[Exercise description]
Below are records; work out how many of their lines contain "магнитосфера" and give only that number.

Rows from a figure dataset
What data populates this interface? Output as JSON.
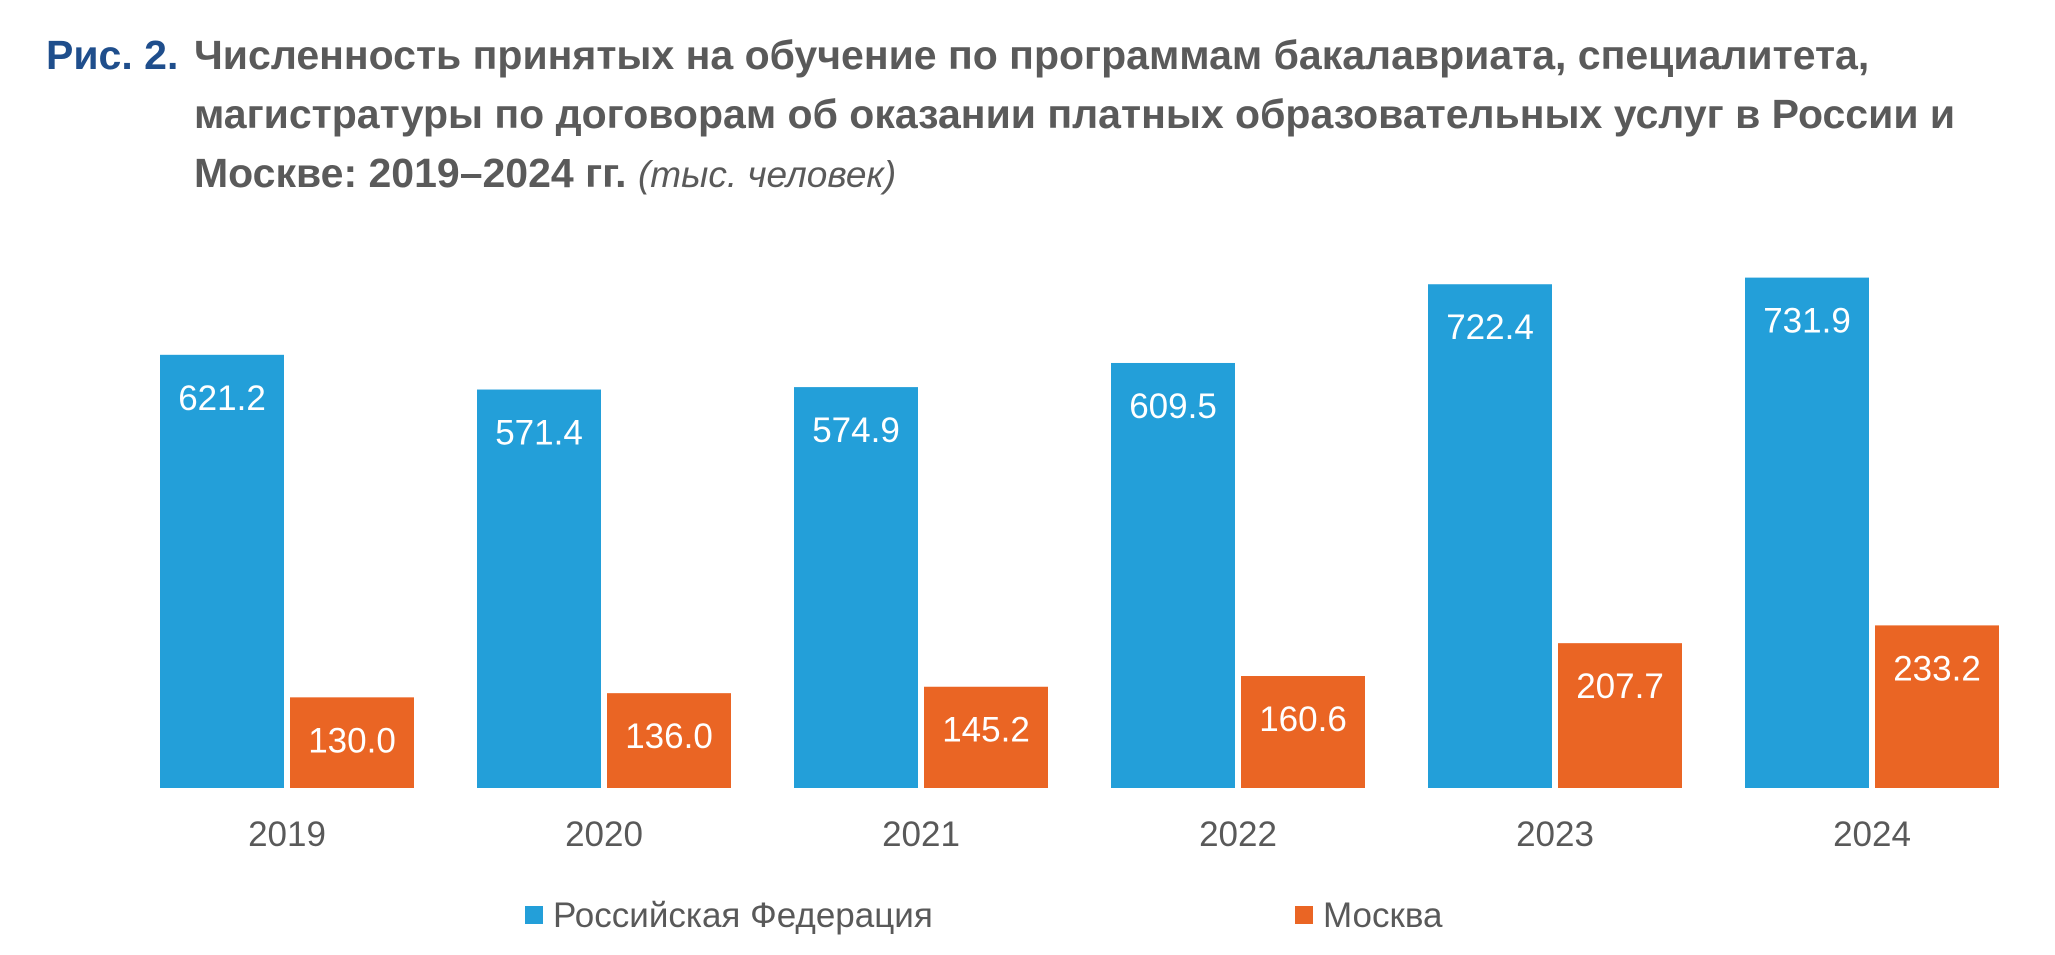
{
  "figure": {
    "label": "Рис. 2.",
    "title": "Численность принятых на обучение по программам бакалавриата, специалитета, магистратуры по договорам об оказании платных образовательных услуг в России и Москве: 2019–2024 гг.",
    "unit": "(тыс. человек)"
  },
  "colors": {
    "russia": "#239fd9",
    "moscow": "#ea6524",
    "title_label": "#1f4e8c",
    "text": "#595959"
  },
  "chart_data": {
    "type": "bar",
    "title": "Численность принятых на обучение по программам бакалавриата, специалитета, магистратуры по договорам об оказании платных образовательных услуг в России и Москве: 2019–2024 гг.",
    "unit": "(тыс. человек)",
    "categories": [
      "2019",
      "2020",
      "2021",
      "2022",
      "2023",
      "2024"
    ],
    "series": [
      {
        "name": "Российская Федерация",
        "values": [
          621.2,
          571.4,
          574.9,
          609.5,
          722.4,
          731.9
        ],
        "labels": [
          "621.2",
          "571.4",
          "574.9",
          "609.5",
          "722.4",
          "731.9"
        ]
      },
      {
        "name": "Москва",
        "values": [
          130.0,
          136.0,
          145.2,
          160.6,
          207.7,
          233.2
        ],
        "labels": [
          "130.0",
          "136.0",
          "145.2",
          "160.6",
          "207.7",
          "233.2"
        ]
      }
    ],
    "xlabel": "",
    "ylabel": "",
    "ylim": [
      0,
      750
    ],
    "grid": false,
    "legend": "bottom"
  }
}
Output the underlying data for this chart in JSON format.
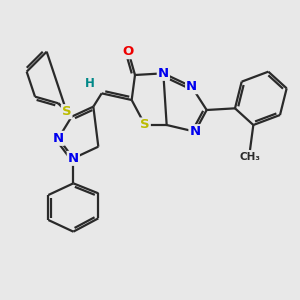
{
  "bg_color": "#e8e8e8",
  "bond_color": "#2a2a2a",
  "bond_width": 1.6,
  "N_color": "#0000ee",
  "O_color": "#ee0000",
  "S_color": "#bbbb00",
  "H_color": "#008888",
  "figsize": [
    3.0,
    3.0
  ],
  "dpi": 100,
  "xlim": [
    0,
    10
  ],
  "ylim": [
    0,
    10
  ]
}
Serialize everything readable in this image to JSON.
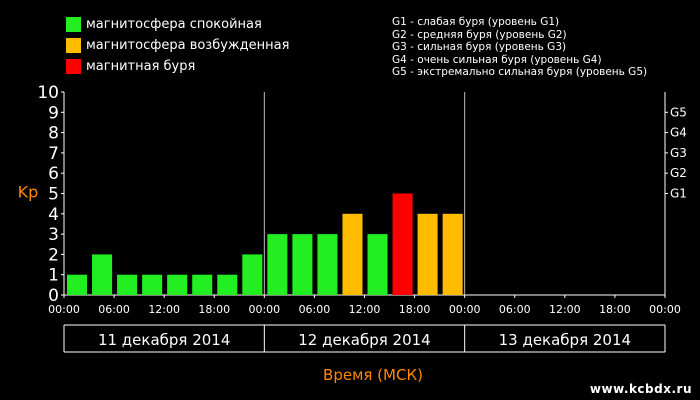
{
  "legend": [
    {
      "label": "магнитосфера спокойная",
      "color": "#22ee22"
    },
    {
      "label": "магнитосфера возбужденная",
      "color": "#ffbb00"
    },
    {
      "label": "магнитная буря",
      "color": "#ff0000"
    }
  ],
  "storm_levels": [
    "G1 - слабая буря (уровень G1)",
    "G2 - средняя буря (уровень G2)",
    "G3 - сильная буря (уровень G3)",
    "G4 - очень сильная буря (уровень G4)",
    "G5 - экстремально сильная буря (уровень G5)"
  ],
  "watermark": "www.kcbdx.ru",
  "chart_data": {
    "type": "bar",
    "ylabel": "Kp",
    "xlabel": "Время (МСК)",
    "ylim": [
      0,
      10
    ],
    "yticks": [
      "0",
      "1",
      "2",
      "3",
      "4",
      "5",
      "6",
      "7",
      "8",
      "9",
      "10"
    ],
    "right_ticks": [
      {
        "label": "G1",
        "value": 5
      },
      {
        "label": "G2",
        "value": 6
      },
      {
        "label": "G3",
        "value": 7
      },
      {
        "label": "G4",
        "value": 8
      },
      {
        "label": "G5",
        "value": 9
      }
    ],
    "time_ticks": [
      "00:00",
      "06:00",
      "12:00",
      "18:00",
      "00:00",
      "06:00",
      "12:00",
      "18:00",
      "00:00",
      "06:00",
      "12:00",
      "18:00",
      "00:00"
    ],
    "days": [
      "11 декабря 2014",
      "12 декабря 2014",
      "13 декабря 2014"
    ],
    "slots_per_day": 8,
    "values": [
      1,
      2,
      1,
      1,
      1,
      1,
      1,
      2,
      3,
      3,
      3,
      4,
      3,
      5,
      4,
      4
    ],
    "colors": [
      "#22ee22",
      "#22ee22",
      "#22ee22",
      "#22ee22",
      "#22ee22",
      "#22ee22",
      "#22ee22",
      "#22ee22",
      "#22ee22",
      "#22ee22",
      "#22ee22",
      "#ffbb00",
      "#22ee22",
      "#ff0000",
      "#ffbb00",
      "#ffbb00"
    ],
    "label_color": "#ff8800"
  }
}
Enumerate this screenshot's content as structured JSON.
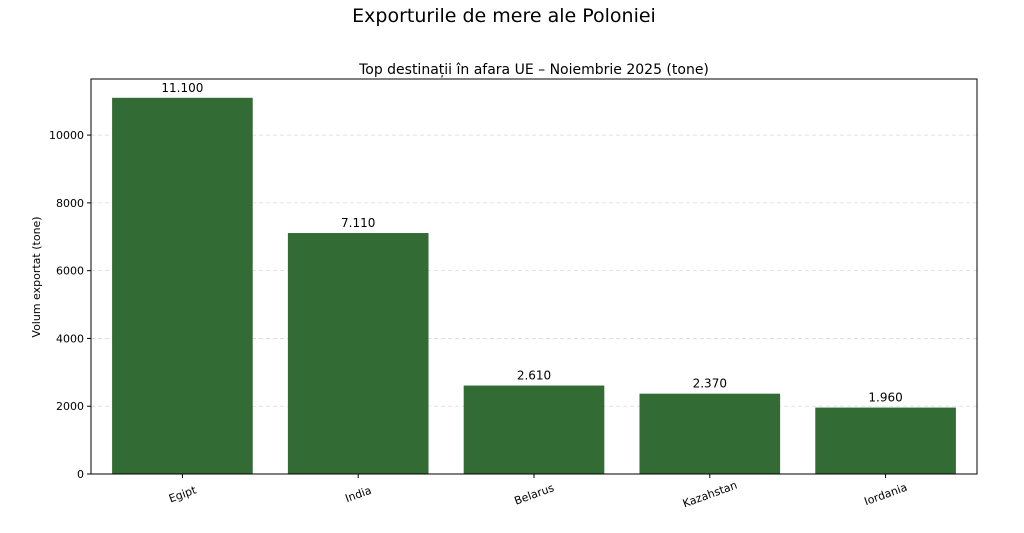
{
  "suptitle": "Exporturile de mere ale Poloniei",
  "chart_data": {
    "type": "bar",
    "title": "Top destinații în afara UE – Noiembrie 2025 (tone)",
    "xlabel": "",
    "ylabel": "Volum exportat (tone)",
    "categories": [
      "Egipt",
      "India",
      "Belarus",
      "Kazahstan",
      "Iordania"
    ],
    "values": [
      11100,
      7110,
      2610,
      2370,
      1960
    ],
    "data_labels": [
      "11.100",
      "7.110",
      "2.610",
      "2.370",
      "1.960"
    ],
    "yticks": [
      0,
      2000,
      4000,
      6000,
      8000,
      10000
    ],
    "ylim": [
      0,
      11655
    ],
    "grid": "y-dashed",
    "bar_color": "#336b35",
    "legend": "none"
  }
}
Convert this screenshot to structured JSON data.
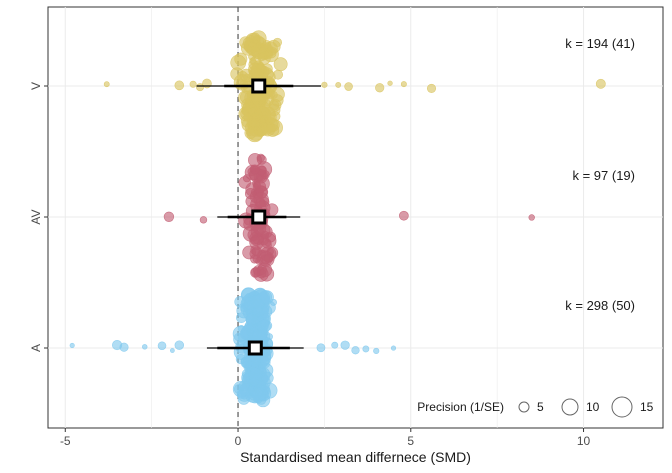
{
  "chart_data": {
    "type": "scatter",
    "subtype": "orchard-plot",
    "xlabel": "Standardised mean differnece (SMD)",
    "ylabel": "",
    "xlim": [
      -5.5,
      12.3
    ],
    "x_ticks": [
      -5,
      0,
      5,
      10
    ],
    "x_tick_labels": [
      "-5",
      "0",
      "5",
      "10"
    ],
    "categories": [
      "V",
      "AV",
      "A"
    ],
    "reference_line": 0,
    "grid": true,
    "series": [
      {
        "name": "V",
        "color": "#d9c45f",
        "mean": 0.6,
        "ci": [
          -0.4,
          1.6
        ],
        "pi": [
          -1.2,
          2.4
        ],
        "k_label": "k = 194 (41)",
        "k": 194,
        "studies": 41,
        "outliers": [
          -3.8,
          -1.7,
          -1.3,
          -1.1,
          -0.9,
          2.5,
          2.9,
          3.2,
          4.1,
          4.4,
          4.8,
          5.6,
          10.5
        ],
        "n_points": 194
      },
      {
        "name": "AV",
        "color": "#c25e73",
        "mean": 0.6,
        "ci": [
          -0.3,
          1.4
        ],
        "pi": [
          -0.6,
          1.8
        ],
        "k_label": "k = 97 (19)",
        "k": 97,
        "studies": 19,
        "outliers": [
          -2.0,
          -1.0,
          4.8,
          8.5
        ],
        "n_points": 97
      },
      {
        "name": "A",
        "color": "#7fc8ed",
        "mean": 0.5,
        "ci": [
          -0.6,
          1.5
        ],
        "pi": [
          -0.9,
          1.9
        ],
        "k_label": "k = 298 (50)",
        "k": 298,
        "studies": 50,
        "outliers": [
          -4.8,
          -3.5,
          -3.3,
          -2.7,
          -2.2,
          -1.9,
          -1.7,
          2.4,
          2.8,
          3.1,
          3.4,
          3.7,
          4.0,
          4.5
        ],
        "n_points": 298
      }
    ],
    "legend": {
      "title": "Precision (1/SE)",
      "sizes": [
        5,
        10,
        15
      ],
      "labels": [
        "5",
        "10",
        "15"
      ],
      "placement": "bottom-right"
    }
  }
}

[Written answer]
2